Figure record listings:
----

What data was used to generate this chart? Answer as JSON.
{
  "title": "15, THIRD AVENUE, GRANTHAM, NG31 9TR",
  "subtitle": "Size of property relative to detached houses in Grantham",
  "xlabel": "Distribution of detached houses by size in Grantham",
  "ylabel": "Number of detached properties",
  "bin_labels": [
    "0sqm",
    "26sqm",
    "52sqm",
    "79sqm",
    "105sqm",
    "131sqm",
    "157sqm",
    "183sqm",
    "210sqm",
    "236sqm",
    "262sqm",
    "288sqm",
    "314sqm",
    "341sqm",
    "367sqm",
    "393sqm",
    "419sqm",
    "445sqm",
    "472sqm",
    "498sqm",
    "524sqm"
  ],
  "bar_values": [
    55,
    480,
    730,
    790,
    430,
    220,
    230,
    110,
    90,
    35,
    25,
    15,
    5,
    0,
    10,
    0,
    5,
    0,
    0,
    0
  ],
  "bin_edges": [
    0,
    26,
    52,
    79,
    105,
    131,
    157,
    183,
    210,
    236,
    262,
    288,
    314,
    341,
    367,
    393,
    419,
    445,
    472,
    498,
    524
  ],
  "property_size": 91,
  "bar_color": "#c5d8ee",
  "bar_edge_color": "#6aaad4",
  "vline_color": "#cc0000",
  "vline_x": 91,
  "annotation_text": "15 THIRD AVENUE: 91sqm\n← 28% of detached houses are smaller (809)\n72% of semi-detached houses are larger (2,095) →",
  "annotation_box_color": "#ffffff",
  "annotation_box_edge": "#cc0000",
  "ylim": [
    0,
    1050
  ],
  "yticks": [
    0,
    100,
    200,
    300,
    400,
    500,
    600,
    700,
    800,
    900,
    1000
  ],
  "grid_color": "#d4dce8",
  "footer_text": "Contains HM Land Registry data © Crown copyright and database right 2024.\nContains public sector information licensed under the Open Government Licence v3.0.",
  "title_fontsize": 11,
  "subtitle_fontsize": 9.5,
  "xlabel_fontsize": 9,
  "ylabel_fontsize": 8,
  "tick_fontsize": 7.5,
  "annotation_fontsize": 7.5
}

----

● **WHAT THE TASK ASKS**
Keep only those lines of the records that hold "data", and return them.

● **ANSWER TO THIS EXERCISE**
What data was used to generate this chart? Answer as JSON.
  "footer_text": "Contains HM Land Registry data © Crown copyright and database right 2024.\nContains public sector information licensed under the Open Government Licence v3.0.",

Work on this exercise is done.